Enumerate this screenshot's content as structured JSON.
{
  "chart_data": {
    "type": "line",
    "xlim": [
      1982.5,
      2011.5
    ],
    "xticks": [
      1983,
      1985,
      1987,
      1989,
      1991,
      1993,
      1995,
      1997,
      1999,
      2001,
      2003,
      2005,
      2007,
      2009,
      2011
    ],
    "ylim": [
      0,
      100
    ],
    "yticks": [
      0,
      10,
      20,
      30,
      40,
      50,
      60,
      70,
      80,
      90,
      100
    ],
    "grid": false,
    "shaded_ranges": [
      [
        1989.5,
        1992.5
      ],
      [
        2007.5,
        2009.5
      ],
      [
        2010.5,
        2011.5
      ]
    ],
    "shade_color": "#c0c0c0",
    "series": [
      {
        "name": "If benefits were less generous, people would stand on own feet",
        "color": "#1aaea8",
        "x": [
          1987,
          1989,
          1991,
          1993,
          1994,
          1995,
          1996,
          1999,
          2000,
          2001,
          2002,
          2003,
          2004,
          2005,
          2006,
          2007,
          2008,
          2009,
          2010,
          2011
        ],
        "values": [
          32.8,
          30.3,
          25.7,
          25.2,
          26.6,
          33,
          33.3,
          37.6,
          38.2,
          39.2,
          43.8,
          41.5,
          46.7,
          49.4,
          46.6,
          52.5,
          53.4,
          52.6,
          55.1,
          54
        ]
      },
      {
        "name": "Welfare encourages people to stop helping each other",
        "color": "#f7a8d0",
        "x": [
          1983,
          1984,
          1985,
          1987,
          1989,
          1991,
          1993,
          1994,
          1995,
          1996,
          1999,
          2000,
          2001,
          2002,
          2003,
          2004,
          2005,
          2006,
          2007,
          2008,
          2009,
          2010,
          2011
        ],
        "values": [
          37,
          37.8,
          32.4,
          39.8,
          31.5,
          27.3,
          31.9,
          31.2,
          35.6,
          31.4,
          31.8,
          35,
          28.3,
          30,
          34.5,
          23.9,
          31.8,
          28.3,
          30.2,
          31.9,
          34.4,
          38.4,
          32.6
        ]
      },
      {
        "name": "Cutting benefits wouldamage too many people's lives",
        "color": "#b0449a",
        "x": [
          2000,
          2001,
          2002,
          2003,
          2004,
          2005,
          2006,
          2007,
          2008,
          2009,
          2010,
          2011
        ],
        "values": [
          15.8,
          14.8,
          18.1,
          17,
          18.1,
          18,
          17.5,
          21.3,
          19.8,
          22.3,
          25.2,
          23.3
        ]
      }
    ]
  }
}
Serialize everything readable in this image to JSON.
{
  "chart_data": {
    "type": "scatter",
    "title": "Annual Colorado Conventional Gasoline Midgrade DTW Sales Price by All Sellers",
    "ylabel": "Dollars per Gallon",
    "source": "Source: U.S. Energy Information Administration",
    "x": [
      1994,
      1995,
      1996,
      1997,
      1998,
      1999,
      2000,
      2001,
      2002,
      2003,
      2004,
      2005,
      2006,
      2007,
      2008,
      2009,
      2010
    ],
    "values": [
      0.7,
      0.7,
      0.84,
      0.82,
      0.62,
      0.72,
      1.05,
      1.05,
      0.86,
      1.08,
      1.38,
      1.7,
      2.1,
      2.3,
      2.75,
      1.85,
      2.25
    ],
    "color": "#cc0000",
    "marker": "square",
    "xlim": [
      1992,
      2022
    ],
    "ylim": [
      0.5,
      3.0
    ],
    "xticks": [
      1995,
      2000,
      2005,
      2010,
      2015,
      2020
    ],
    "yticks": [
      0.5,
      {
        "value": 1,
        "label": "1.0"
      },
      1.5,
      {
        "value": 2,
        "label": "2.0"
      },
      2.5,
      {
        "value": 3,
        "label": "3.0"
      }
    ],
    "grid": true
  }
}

----

* Job:
Word for word, write out the data.

* Answer for the task:
Enumerate this screenshot's content as structured JSON.
{
  "chart_data": {
    "type": "line",
    "xlim": [
      1982.5,
      2011.5
    ],
    "xticks": [
      1983,
      1985,
      1987,
      1989,
      1991,
      1993,
      1995,
      1997,
      1999,
      2001,
      2003,
      2005,
      2007,
      2009,
      2011
    ],
    "ylim": [
      0,
      100
    ],
    "yticks": [
      0,
      10,
      20,
      30,
      40,
      50,
      60,
      70,
      80,
      90,
      100
    ],
    "grid": false,
    "shaded_ranges": [
      [
        1989.5,
        1992.5
      ],
      [
        2007.5,
        2009.5
      ],
      [
        2010.5,
        2011.5
      ]
    ],
    "shade_color": "#c0c0c0",
    "series": [
      {
        "name": "If benefits were less generous, people would stand on own feet",
        "color": "#1aaea8",
        "x": [
          1987,
          1989,
          1991,
          1993,
          1994,
          1995,
          1996,
          1999,
          2000,
          2001,
          2002,
          2003,
          2004,
          2005,
          2006,
          2007,
          2008,
          2009,
          2010,
          2011
        ],
        "values": [
          32.8,
          30.3,
          25.7,
          25.2,
          26.6,
          33,
          33.3,
          37.6,
          38.2,
          39.2,
          43.8,
          41.5,
          46.7,
          49.4,
          46.6,
          52.5,
          53.4,
          52.6,
          55.1,
          54
        ]
      },
      {
        "name": "Welfare encourages people to stop helping each other",
        "color": "#f7a8d0",
        "x": [
          1983,
          1984,
          1985,
          1987,
          1989,
          1991,
          1993,
          1994,
          1995,
          1996,
          1999,
          2000,
          2001,
          2002,
          2003,
          2004,
          2005,
          2006,
          2007,
          2008,
          2009,
          2010,
          2011
        ],
        "values": [
          37,
          37.8,
          32.4,
          39.8,
          31.5,
          27.3,
          31.9,
          31.2,
          35.6,
          31.4,
          31.8,
          35,
          28.3,
          30,
          34.5,
          23.9,
          31.8,
          28.3,
          30.2,
          31.9,
          34.4,
          38.4,
          32.6
        ]
      },
      {
        "name": "Cutting benefits wouldamage too many people's lives",
        "color": "#b0449a",
        "x": [
          2000,
          2001,
          2002,
          2003,
          2004,
          2005,
          2006,
          2007,
          2008,
          2009,
          2010,
          2011
        ],
        "values": [
          15.8,
          14.8,
          18.1,
          17,
          18.1,
          18,
          17.5,
          21.3,
          19.8,
          22.3,
          25.2,
          23.3
        ]
      }
    ]
  }
}
Serialize everything readable in this image to JSON.
{
  "chart_data": {
    "type": "scatter",
    "title": "Annual Colorado Conventional Gasoline Midgrade DTW Sales Price by All Sellers",
    "ylabel": "Dollars per Gallon",
    "source": "Source: U.S. Energy Information Administration",
    "x": [
      1994,
      1995,
      1996,
      1997,
      1998,
      1999,
      2000,
      2001,
      2002,
      2003,
      2004,
      2005,
      2006,
      2007,
      2008,
      2009,
      2010
    ],
    "values": [
      0.7,
      0.7,
      0.84,
      0.82,
      0.62,
      0.72,
      1.05,
      1.05,
      0.86,
      1.08,
      1.38,
      1.7,
      2.1,
      2.3,
      2.75,
      1.85,
      2.25
    ],
    "color": "#cc0000",
    "marker": "square",
    "xlim": [
      1992,
      2022
    ],
    "ylim": [
      0.5,
      3.0
    ],
    "xticks": [
      1995,
      2000,
      2005,
      2010,
      2015,
      2020
    ],
    "yticks": [
      0.5,
      {
        "value": 1,
        "label": "1.0"
      },
      1.5,
      {
        "value": 2,
        "label": "2.0"
      },
      2.5,
      {
        "value": 3,
        "label": "3.0"
      }
    ],
    "grid": true
  }
}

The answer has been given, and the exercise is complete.